Exercise instructions. Select all lines holding the word "tracklets" from the entries that follow.

(Extracted data entries)
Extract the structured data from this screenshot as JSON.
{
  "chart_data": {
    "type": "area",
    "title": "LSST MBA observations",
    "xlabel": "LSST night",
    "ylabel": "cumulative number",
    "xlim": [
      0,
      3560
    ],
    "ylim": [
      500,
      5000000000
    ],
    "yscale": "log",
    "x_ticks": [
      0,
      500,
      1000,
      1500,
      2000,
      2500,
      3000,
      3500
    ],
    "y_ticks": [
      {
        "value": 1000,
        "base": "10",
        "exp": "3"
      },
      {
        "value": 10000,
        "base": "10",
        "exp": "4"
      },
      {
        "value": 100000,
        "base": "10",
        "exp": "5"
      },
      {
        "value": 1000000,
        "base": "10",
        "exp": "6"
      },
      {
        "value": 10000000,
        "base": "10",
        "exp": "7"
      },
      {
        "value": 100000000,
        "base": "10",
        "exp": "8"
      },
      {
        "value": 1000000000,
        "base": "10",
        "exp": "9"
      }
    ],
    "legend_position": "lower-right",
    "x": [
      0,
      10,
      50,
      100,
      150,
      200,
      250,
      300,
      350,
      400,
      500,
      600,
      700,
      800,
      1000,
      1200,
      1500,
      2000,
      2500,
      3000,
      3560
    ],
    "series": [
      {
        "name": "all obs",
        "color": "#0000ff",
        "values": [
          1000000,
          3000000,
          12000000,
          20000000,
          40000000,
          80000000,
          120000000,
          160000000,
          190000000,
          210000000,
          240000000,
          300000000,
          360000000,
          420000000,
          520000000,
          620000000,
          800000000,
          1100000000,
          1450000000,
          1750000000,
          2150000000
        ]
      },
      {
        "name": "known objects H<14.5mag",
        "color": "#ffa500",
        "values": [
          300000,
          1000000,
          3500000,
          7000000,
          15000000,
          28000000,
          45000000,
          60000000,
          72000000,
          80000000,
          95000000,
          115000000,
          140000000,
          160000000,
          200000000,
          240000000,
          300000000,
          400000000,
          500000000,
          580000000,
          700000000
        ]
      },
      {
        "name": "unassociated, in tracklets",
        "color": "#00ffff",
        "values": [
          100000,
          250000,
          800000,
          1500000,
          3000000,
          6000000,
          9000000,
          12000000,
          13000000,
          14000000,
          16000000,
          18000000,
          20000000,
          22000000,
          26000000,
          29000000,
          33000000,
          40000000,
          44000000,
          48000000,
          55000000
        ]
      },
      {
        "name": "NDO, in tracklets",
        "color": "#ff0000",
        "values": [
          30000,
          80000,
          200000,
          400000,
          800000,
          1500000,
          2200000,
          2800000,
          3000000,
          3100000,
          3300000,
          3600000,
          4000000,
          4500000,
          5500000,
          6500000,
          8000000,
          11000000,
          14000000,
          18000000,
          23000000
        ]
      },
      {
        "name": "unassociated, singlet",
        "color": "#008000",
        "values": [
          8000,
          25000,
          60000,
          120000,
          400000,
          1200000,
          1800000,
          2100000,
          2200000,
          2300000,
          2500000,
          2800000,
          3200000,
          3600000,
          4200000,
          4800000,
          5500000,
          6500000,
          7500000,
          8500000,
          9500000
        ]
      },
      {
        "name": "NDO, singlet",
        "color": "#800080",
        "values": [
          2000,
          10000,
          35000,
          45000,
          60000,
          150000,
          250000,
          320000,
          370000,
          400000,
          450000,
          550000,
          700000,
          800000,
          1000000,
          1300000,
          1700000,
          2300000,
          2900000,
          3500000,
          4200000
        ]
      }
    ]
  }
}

Task solution.
        "name": "unassociated, in tracklets",
        "name": "NDO, in tracklets",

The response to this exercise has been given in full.